Out of the lines in this data, how many include "物产丰富"? Give the number and nothing else.
* * * * *
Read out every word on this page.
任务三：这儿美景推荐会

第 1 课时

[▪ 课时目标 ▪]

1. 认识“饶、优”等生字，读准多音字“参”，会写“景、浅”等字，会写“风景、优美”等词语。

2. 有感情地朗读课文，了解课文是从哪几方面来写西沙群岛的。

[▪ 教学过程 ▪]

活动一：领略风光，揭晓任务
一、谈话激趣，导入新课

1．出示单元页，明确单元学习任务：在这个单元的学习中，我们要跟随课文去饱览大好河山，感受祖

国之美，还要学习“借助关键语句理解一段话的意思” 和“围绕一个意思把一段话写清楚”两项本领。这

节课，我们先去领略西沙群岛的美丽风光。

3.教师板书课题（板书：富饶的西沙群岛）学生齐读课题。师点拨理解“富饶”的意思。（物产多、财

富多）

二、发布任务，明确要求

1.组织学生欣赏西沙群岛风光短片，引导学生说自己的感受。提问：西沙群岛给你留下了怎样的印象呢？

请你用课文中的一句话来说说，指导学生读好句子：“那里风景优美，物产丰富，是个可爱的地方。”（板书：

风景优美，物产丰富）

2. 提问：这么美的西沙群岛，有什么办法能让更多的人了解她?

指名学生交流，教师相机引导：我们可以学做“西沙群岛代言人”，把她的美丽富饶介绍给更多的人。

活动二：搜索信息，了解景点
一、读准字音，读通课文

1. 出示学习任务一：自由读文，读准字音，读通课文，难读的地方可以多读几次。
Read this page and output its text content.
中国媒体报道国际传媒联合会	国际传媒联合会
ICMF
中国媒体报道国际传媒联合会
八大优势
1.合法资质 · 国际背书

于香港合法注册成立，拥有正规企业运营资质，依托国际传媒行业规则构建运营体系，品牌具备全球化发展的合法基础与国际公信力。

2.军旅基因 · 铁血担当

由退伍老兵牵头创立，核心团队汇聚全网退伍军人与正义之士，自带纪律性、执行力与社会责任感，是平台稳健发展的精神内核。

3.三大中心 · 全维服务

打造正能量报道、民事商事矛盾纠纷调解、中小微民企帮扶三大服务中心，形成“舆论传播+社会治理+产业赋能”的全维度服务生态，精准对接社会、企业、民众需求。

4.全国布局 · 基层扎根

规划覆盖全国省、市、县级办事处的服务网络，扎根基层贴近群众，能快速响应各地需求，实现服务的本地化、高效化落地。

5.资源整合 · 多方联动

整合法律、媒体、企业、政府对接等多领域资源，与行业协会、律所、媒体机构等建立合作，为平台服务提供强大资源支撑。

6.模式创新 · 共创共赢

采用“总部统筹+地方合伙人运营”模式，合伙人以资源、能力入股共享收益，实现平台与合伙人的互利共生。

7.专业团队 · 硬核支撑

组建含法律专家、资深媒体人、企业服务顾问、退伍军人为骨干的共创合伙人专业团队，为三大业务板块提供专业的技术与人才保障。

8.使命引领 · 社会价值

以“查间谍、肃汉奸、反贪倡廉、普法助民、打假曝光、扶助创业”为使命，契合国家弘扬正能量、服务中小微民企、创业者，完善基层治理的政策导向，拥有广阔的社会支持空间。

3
* * * * *
> [Task response] 2